-- Begin EXTRACTED DATA --

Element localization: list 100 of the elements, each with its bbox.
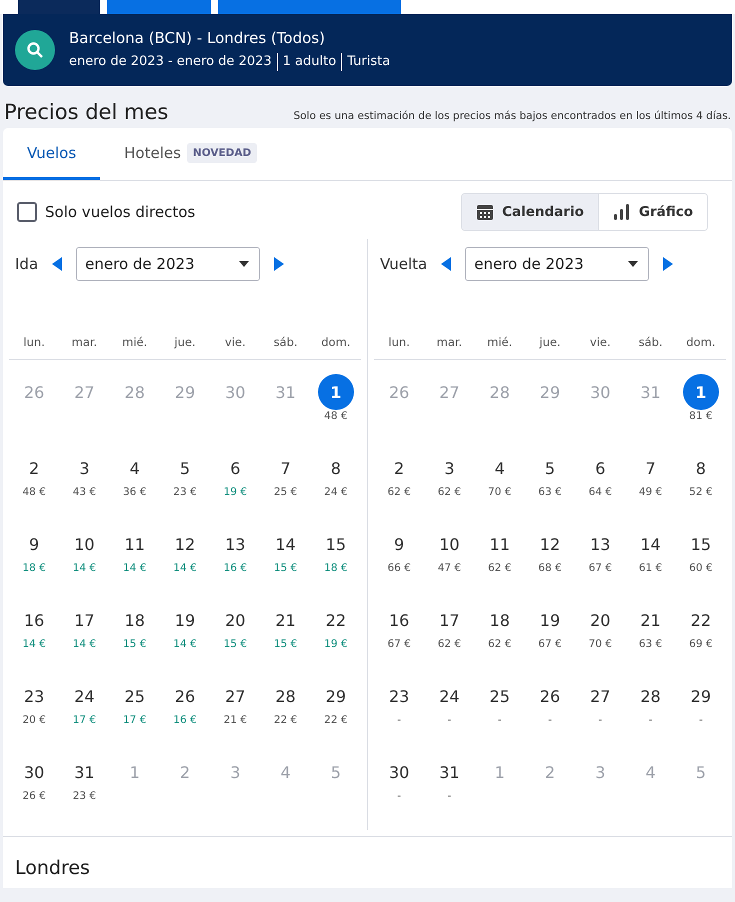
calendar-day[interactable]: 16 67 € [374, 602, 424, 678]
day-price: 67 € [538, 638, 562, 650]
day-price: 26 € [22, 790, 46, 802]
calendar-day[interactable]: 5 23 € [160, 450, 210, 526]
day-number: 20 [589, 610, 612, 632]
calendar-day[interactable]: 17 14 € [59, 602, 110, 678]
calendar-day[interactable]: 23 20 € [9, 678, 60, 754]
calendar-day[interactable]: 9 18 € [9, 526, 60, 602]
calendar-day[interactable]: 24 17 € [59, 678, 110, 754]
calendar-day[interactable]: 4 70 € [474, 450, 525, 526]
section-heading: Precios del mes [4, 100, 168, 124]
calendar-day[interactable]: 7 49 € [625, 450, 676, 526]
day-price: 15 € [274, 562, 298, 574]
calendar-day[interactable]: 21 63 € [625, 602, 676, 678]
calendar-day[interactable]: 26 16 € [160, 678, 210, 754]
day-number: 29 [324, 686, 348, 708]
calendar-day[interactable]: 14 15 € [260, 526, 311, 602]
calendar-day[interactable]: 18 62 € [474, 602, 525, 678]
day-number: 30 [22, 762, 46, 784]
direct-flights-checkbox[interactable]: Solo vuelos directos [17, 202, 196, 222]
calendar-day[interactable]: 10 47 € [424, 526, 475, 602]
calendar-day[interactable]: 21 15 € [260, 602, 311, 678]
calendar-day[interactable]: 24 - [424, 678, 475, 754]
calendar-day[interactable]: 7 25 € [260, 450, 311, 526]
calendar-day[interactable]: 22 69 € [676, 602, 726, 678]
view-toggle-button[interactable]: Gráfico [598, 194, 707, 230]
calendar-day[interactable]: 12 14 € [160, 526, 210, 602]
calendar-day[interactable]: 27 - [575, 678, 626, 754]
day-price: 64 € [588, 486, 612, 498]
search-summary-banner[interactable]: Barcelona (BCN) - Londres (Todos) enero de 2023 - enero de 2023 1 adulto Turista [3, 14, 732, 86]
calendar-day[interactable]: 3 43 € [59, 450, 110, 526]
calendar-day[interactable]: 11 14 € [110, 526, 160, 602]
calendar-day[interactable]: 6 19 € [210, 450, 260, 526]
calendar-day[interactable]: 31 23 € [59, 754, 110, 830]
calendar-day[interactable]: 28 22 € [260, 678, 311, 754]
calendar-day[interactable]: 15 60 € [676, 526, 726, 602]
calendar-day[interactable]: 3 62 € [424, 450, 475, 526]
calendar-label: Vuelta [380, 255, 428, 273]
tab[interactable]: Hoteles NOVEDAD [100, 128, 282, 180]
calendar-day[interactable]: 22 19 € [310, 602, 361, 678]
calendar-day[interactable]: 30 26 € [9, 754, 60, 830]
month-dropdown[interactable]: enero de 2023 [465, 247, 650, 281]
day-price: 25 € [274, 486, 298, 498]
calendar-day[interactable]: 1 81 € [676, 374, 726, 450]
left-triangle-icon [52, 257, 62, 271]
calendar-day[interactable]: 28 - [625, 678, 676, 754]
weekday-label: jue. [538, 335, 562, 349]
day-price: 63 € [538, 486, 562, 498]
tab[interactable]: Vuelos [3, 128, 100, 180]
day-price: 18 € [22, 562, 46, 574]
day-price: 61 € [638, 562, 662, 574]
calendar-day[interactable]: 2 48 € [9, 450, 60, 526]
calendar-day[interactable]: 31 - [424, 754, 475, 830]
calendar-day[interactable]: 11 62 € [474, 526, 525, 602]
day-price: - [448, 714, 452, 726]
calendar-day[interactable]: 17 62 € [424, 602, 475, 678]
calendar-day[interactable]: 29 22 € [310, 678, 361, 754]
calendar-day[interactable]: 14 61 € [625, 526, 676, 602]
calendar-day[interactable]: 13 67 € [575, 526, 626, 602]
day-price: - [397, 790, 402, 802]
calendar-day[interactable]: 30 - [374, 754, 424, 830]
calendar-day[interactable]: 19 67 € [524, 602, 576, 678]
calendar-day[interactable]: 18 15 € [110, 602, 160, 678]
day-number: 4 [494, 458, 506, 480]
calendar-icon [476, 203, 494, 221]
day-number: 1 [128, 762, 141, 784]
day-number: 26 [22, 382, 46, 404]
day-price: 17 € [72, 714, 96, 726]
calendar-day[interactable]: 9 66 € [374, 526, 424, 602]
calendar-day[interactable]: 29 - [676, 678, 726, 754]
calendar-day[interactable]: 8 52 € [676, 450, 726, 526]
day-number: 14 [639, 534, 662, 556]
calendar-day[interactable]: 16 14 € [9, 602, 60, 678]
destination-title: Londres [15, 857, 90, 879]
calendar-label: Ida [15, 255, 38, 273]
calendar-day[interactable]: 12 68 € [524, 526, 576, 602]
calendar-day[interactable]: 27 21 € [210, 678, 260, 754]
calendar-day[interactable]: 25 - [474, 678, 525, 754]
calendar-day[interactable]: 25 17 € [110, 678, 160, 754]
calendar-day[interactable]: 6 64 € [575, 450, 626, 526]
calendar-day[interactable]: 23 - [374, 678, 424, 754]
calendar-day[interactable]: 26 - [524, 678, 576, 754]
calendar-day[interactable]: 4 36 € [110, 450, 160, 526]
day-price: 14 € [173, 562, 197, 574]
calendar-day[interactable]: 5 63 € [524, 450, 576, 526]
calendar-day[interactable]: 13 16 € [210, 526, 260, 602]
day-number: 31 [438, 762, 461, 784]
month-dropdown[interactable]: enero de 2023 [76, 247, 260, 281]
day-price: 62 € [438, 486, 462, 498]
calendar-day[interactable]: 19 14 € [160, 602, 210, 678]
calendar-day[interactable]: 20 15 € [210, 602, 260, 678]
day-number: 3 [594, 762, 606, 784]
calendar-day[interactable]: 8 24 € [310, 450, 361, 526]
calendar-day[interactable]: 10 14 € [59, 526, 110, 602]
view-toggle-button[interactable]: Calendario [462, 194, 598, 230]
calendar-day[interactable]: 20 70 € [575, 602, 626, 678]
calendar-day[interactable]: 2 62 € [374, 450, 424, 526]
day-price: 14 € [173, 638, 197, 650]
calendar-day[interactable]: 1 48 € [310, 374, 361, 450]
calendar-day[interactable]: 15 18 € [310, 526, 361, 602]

-- End EXTRACTED DATA --
-- Begin EXTRACTED DATA --

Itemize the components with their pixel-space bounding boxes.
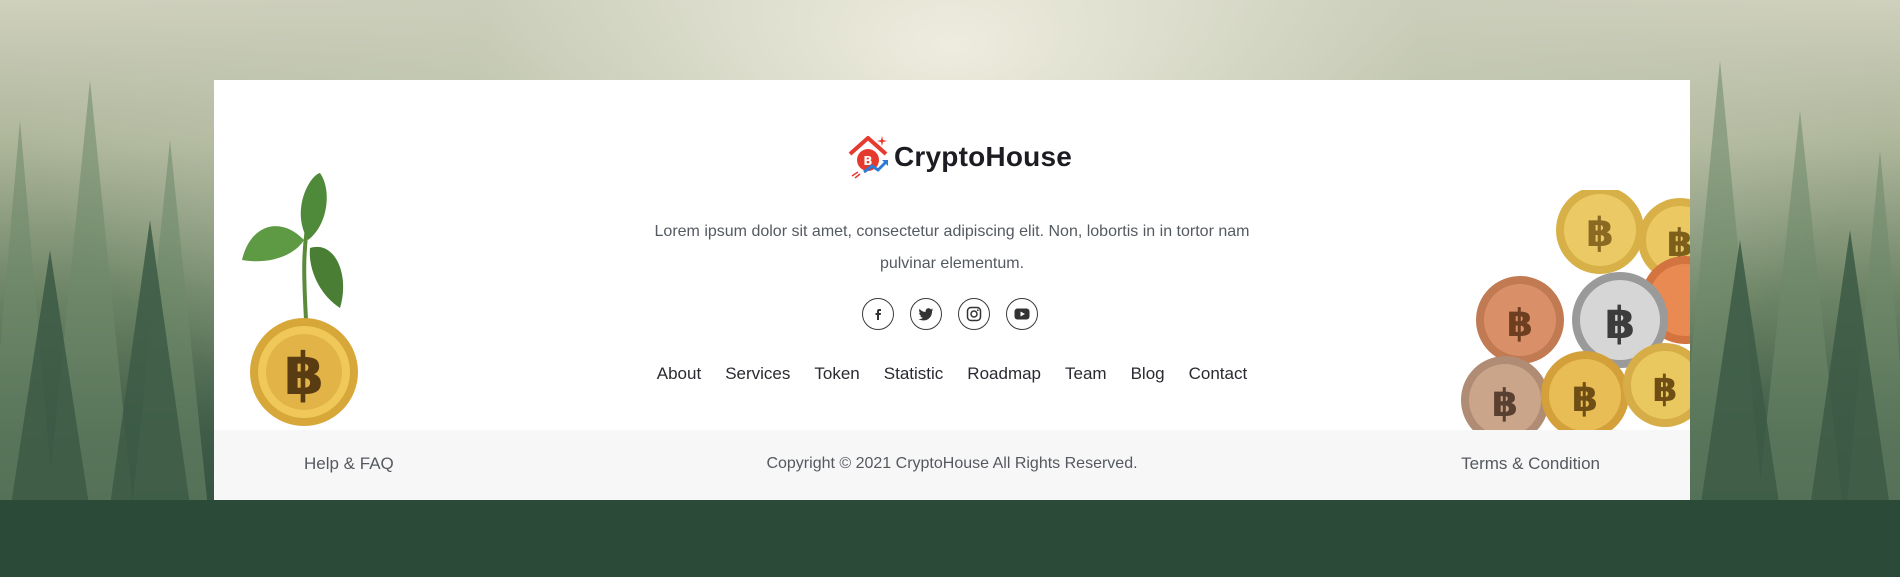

-- End EXTRACTED DATA --

**AIM OF THE EXERCISE:**
Lay out the listing from the line with "Element localization: list" up to and including the line with "calendar-day[interactable]: 4 70" as a two-column CSV headed instruction and output. Give one row for each instruction with its output, put each field in quotes, replace line breaks with spaces, and leave the pictures out.

**EXERCISE OUTPUT:**
instruction,output
"Element localization: list 100 of the elements, each with its bbox.","calendar-day[interactable]: 16 67 € [374, 602, 424, 678] day-price: 67 € [538, 638, 562, 650] day-price: 26 € [22, 790, 46, 802] calendar-day[interactable]: 5 23 € [160, 450, 210, 526] day-number: 20 [589, 610, 612, 632] calendar-day[interactable]: 17 14 € [59, 602, 110, 678] calendar-day[interactable]: 23 20 € [9, 678, 60, 754] calendar-day[interactable]: 9 18 € [9, 526, 60, 602] calendar-day[interactable]: 24 17 € [59, 678, 110, 754] calendar-day[interactable]: 4 70 € [474, 450, 525, 526]"